● **OBJECTIVE**
Pull out all lines from the listing below in which the word "Upper" appears.

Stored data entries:
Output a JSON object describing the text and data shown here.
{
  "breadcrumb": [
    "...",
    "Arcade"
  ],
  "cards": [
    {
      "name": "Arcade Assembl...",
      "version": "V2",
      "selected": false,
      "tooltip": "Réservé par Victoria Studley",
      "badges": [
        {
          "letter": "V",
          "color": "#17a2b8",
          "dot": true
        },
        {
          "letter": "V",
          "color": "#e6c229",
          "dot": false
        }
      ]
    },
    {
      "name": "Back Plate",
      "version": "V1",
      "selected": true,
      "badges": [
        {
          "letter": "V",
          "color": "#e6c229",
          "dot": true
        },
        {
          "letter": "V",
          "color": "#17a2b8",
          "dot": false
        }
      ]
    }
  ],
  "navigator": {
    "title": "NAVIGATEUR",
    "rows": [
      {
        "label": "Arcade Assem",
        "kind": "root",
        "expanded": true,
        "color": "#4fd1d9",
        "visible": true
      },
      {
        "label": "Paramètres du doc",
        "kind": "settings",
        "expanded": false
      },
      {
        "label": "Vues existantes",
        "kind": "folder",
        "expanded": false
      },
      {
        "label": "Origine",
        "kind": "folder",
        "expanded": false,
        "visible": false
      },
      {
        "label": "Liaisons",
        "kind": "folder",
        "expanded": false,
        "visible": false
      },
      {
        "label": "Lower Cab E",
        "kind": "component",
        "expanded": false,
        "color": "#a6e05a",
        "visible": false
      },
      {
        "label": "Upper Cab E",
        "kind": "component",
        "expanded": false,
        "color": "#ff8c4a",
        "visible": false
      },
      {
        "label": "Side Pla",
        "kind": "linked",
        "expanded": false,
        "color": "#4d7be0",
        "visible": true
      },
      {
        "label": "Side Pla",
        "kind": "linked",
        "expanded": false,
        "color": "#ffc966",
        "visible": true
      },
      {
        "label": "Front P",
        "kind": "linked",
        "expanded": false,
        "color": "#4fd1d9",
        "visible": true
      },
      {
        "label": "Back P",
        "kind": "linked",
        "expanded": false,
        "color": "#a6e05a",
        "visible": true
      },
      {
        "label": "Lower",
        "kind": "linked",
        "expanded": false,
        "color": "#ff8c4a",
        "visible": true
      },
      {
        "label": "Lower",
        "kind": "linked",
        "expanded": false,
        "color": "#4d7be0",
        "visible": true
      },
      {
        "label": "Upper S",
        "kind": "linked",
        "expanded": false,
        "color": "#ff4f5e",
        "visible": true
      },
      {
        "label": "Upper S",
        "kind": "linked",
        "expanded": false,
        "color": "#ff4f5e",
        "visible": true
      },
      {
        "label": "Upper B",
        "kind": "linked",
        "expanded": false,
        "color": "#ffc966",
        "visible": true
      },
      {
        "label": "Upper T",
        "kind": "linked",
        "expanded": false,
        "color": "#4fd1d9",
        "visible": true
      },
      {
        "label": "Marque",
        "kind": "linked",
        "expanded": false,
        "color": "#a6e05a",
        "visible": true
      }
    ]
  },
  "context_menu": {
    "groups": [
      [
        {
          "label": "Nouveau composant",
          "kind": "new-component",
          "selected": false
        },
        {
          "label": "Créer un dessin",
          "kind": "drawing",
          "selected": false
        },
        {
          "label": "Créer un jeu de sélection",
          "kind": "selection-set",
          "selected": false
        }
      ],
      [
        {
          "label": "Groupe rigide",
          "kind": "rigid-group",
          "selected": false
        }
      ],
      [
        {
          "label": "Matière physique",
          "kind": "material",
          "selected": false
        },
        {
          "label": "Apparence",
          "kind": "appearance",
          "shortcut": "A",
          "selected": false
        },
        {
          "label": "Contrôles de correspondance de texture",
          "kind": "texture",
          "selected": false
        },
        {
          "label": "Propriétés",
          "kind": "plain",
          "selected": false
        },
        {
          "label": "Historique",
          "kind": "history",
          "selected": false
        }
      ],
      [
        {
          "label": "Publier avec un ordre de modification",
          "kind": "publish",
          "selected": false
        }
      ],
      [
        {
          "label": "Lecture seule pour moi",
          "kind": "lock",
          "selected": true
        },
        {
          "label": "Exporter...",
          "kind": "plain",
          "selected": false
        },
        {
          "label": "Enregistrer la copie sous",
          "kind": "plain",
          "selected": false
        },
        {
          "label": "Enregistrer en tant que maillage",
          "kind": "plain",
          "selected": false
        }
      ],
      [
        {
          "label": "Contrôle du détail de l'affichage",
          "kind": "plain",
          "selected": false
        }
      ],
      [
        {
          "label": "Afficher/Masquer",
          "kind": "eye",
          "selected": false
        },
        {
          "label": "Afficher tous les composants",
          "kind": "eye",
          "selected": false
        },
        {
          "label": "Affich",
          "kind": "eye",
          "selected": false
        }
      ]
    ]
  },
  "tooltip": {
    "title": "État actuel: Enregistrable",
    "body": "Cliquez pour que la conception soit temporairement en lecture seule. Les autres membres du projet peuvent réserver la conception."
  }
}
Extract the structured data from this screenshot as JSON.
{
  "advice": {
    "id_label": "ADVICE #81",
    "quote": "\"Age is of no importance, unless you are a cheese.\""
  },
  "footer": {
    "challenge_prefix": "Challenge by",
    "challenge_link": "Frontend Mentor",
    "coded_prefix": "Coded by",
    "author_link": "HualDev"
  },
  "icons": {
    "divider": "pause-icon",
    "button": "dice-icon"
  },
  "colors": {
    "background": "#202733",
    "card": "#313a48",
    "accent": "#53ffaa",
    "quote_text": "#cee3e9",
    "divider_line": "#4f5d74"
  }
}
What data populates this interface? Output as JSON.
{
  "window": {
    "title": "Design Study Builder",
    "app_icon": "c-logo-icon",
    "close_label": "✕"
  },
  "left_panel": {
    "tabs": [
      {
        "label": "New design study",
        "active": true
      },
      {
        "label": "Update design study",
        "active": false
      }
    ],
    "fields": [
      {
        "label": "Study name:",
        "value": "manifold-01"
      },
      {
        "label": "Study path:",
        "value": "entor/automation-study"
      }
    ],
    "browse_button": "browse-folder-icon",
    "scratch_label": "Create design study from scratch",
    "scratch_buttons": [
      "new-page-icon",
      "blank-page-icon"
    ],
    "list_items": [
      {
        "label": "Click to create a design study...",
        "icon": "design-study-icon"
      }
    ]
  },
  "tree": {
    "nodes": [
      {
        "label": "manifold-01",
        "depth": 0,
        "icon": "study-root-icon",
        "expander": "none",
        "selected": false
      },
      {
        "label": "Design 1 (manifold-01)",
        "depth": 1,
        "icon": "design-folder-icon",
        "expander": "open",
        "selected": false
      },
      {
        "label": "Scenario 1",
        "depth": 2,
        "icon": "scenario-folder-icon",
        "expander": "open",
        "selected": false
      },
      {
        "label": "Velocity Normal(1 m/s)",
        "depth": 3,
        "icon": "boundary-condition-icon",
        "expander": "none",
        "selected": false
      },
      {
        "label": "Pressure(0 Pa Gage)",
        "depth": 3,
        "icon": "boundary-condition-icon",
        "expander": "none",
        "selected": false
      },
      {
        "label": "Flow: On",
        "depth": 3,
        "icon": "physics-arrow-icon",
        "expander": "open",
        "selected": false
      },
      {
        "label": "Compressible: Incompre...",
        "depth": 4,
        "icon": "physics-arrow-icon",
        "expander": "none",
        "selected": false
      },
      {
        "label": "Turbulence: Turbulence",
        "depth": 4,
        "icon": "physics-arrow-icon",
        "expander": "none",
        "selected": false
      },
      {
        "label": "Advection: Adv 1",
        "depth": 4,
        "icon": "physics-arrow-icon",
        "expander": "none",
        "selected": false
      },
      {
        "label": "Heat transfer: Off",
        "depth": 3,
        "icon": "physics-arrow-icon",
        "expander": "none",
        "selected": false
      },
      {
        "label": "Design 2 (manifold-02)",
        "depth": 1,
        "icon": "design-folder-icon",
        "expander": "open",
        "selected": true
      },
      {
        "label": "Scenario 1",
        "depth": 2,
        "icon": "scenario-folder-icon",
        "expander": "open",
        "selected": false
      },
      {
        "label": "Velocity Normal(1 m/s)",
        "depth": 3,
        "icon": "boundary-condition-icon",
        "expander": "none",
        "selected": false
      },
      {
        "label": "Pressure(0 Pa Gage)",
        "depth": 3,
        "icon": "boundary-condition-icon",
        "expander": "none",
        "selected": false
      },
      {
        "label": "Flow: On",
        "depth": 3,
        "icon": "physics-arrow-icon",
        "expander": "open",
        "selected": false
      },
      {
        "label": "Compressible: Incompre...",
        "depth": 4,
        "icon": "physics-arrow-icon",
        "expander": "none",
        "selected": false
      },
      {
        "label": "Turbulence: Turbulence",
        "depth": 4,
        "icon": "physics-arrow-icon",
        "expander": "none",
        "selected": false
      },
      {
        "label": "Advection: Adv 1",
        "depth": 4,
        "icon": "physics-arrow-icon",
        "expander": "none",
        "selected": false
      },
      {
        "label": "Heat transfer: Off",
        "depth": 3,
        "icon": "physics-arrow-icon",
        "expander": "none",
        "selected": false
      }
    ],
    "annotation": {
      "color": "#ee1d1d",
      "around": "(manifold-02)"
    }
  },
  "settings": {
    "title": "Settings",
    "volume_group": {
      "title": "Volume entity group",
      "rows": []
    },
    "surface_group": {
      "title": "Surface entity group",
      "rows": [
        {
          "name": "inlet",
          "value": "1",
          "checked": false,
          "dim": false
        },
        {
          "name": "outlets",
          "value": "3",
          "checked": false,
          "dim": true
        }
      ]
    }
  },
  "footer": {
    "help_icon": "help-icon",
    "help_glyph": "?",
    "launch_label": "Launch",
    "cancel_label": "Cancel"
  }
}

● **COMPLETED TASK**
        "label": "Upper Cab E",
        "label": "Upper S",
        "label": "Upper S",
        "label": "Upper B",
        "label": "Upper T",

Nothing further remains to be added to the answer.